Given request. Keep only those lines of the records that include the string "population".

Exercise data.
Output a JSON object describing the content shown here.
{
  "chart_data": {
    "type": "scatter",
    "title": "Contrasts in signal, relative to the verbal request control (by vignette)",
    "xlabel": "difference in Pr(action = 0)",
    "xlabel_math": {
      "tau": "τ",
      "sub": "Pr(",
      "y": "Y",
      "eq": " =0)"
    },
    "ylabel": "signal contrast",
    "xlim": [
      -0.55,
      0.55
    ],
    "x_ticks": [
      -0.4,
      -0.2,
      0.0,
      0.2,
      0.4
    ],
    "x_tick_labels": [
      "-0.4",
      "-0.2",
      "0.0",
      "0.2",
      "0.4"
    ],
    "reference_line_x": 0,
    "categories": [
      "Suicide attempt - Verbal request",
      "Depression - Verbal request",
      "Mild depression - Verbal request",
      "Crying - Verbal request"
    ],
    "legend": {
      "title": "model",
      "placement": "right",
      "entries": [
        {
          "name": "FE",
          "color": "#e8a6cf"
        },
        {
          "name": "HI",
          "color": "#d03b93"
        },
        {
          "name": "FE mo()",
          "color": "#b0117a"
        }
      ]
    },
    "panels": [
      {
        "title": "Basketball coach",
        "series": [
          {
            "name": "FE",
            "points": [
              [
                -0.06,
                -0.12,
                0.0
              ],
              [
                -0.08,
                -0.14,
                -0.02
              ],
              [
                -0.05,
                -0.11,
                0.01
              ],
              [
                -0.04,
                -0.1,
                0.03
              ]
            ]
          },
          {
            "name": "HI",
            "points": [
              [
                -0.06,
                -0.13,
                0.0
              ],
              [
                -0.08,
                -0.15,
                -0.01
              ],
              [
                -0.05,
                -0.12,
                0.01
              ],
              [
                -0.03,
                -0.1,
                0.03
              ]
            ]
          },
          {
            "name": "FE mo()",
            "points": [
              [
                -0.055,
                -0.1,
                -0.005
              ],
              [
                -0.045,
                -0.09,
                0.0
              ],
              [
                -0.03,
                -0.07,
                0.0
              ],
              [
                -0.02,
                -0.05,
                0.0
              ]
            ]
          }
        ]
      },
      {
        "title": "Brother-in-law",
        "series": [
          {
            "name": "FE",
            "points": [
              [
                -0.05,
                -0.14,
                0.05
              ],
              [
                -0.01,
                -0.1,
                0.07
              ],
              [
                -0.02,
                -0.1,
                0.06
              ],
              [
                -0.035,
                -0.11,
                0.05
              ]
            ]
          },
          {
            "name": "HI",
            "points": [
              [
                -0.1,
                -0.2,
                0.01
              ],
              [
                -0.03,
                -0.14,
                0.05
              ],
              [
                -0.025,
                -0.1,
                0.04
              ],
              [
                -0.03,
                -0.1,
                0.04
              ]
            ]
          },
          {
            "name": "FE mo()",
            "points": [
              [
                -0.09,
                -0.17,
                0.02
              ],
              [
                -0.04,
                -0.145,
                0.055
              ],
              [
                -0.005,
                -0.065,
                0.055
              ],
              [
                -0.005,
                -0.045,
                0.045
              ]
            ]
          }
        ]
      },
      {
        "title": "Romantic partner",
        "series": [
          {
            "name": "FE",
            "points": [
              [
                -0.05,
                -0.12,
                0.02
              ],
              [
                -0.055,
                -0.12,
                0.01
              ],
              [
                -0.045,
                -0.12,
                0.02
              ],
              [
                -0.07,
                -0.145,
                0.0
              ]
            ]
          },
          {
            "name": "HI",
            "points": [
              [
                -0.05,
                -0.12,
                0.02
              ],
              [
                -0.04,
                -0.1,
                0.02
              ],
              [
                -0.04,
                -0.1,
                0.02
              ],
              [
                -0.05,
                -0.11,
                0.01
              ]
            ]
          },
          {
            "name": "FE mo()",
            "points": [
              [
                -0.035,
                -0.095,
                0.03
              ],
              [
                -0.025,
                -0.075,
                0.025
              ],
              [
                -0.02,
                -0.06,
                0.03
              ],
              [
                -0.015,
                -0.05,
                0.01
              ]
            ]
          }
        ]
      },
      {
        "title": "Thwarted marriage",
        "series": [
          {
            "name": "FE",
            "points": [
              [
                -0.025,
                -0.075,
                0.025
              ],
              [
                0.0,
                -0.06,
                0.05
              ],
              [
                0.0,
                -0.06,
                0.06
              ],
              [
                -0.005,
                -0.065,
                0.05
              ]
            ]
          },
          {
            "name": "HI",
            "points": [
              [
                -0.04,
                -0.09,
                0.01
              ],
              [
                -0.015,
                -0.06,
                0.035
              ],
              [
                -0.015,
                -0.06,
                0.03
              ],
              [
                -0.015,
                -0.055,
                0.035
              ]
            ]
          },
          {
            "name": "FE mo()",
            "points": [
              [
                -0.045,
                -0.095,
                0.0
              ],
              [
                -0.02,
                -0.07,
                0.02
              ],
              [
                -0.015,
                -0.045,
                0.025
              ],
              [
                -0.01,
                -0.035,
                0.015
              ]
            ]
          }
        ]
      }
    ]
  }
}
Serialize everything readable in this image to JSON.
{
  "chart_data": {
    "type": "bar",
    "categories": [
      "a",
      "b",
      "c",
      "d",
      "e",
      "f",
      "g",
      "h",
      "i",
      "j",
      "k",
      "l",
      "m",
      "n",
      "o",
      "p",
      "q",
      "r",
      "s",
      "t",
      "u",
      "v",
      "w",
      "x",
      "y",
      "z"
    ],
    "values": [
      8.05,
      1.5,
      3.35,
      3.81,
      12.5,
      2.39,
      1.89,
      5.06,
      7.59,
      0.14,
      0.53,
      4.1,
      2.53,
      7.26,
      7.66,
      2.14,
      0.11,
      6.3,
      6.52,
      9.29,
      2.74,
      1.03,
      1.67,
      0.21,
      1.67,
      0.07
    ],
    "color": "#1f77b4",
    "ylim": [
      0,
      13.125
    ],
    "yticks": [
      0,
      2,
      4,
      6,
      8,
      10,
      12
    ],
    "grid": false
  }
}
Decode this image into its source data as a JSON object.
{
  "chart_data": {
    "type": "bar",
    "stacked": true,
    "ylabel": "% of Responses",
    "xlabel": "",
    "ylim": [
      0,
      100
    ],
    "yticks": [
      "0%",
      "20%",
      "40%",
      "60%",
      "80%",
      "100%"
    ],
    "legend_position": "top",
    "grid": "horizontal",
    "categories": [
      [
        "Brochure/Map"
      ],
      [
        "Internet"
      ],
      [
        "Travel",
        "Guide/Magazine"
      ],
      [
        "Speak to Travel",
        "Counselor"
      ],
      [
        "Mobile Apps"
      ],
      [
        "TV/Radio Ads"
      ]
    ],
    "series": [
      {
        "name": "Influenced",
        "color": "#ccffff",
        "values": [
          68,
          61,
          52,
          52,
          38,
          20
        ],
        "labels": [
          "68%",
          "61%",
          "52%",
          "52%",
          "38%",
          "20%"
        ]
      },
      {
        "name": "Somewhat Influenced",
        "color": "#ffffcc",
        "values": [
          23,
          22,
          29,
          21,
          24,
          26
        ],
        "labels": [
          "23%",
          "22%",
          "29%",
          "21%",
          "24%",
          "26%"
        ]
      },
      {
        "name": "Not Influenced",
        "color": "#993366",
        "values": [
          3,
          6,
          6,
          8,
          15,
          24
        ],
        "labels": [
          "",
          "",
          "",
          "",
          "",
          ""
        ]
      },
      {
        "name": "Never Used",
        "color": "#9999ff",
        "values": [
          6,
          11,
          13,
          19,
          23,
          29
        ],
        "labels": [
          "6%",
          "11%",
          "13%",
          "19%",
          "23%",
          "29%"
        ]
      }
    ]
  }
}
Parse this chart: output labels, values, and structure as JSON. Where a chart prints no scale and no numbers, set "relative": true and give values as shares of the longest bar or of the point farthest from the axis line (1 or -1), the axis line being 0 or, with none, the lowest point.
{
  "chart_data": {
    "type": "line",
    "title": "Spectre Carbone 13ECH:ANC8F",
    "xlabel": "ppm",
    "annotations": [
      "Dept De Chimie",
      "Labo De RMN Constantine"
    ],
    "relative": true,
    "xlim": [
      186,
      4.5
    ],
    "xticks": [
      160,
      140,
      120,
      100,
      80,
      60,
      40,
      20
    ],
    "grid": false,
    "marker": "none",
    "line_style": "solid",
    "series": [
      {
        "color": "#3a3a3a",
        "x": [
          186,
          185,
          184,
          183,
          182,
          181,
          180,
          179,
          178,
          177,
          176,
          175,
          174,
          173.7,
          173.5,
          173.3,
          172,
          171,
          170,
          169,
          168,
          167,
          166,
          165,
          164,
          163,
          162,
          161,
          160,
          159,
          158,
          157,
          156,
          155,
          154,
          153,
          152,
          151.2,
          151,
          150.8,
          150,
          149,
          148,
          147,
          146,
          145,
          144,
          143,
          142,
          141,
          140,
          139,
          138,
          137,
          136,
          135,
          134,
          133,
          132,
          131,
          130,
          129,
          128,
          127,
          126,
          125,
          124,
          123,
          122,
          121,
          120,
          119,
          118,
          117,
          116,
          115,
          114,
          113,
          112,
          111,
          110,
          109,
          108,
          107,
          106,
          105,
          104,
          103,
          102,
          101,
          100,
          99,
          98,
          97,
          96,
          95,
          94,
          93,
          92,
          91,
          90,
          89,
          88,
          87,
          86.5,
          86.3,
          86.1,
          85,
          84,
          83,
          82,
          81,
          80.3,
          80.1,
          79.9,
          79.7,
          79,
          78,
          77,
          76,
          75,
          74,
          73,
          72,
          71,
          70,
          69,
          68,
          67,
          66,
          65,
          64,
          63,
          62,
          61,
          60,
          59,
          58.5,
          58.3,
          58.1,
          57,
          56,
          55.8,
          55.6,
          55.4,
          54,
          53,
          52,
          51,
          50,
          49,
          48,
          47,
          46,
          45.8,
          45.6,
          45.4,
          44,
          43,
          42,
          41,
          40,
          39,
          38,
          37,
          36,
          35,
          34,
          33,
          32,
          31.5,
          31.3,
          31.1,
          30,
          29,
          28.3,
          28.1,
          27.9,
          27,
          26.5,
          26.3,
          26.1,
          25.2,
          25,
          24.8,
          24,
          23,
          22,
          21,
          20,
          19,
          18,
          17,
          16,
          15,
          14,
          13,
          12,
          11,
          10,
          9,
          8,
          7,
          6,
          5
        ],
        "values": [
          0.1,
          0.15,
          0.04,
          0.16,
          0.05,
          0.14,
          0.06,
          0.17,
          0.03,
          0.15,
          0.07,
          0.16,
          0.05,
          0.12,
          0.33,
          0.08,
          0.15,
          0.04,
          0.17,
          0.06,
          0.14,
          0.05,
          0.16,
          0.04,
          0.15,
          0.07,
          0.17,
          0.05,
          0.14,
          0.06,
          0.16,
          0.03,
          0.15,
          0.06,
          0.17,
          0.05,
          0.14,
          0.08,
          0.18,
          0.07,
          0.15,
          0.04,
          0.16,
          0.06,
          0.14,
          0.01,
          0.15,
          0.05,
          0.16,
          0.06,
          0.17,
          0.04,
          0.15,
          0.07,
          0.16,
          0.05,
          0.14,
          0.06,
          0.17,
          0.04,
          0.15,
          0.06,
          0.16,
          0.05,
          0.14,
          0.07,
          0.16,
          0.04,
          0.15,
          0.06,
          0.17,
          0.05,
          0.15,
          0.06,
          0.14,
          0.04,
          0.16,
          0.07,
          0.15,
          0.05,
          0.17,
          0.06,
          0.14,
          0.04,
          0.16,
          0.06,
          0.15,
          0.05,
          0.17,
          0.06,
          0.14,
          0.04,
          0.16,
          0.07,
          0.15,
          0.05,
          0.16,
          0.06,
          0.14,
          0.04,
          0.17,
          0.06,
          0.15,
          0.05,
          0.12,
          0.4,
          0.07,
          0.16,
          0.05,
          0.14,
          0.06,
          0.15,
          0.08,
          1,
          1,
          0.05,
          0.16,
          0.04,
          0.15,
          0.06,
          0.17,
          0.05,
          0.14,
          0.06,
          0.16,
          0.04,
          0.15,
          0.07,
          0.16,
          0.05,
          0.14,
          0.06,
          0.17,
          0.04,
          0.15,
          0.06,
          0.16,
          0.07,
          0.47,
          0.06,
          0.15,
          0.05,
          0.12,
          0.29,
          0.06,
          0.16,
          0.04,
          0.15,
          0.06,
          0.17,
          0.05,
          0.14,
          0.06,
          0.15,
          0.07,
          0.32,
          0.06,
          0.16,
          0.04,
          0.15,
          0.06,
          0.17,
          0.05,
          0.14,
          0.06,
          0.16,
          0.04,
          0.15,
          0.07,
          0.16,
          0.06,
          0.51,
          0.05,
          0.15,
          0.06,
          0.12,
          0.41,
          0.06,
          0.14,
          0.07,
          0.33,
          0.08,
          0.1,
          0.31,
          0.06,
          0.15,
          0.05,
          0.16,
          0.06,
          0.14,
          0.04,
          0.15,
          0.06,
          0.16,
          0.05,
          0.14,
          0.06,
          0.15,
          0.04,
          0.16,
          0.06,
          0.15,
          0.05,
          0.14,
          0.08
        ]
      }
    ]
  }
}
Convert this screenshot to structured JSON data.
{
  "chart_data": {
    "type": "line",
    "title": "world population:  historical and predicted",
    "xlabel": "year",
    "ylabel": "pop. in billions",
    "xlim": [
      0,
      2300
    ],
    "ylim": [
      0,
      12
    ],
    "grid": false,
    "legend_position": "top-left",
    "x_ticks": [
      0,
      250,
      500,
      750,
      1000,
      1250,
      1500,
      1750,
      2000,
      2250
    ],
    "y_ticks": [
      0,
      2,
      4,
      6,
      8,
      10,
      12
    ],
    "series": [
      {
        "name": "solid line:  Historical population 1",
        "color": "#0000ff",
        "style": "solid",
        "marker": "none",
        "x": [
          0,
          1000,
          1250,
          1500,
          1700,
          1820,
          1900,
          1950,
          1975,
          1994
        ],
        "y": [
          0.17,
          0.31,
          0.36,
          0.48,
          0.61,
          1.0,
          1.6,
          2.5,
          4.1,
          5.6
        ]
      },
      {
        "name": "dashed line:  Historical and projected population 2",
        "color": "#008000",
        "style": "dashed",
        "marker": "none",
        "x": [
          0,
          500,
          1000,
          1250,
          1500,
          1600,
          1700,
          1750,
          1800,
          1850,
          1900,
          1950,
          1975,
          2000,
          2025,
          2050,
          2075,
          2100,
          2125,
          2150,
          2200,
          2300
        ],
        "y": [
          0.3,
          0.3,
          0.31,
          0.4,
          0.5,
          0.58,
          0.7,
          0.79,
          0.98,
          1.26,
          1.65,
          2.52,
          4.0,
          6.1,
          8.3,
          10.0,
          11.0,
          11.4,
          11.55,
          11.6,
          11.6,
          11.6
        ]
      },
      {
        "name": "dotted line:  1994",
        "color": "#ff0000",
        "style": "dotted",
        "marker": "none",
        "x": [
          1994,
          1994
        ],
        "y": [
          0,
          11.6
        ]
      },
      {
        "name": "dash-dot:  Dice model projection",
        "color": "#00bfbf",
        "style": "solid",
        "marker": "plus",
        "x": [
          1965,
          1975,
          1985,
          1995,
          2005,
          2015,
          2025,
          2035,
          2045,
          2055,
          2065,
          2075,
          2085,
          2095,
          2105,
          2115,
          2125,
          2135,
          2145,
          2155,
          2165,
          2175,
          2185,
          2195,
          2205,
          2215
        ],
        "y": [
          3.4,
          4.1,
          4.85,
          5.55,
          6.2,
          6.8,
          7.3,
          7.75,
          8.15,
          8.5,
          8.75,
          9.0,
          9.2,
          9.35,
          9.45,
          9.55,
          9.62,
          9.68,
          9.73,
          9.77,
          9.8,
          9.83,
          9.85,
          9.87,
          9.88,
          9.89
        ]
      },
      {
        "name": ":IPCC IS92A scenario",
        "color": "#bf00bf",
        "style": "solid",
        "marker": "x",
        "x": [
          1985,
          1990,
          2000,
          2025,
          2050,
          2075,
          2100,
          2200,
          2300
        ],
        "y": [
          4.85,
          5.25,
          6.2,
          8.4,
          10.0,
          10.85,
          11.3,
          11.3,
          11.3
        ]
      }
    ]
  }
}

Problem solution.
    "title": "world population:  historical and predicted",
        "name": "solid line:  Historical population 1",
        "name": "dashed line:  Historical and projected population 2",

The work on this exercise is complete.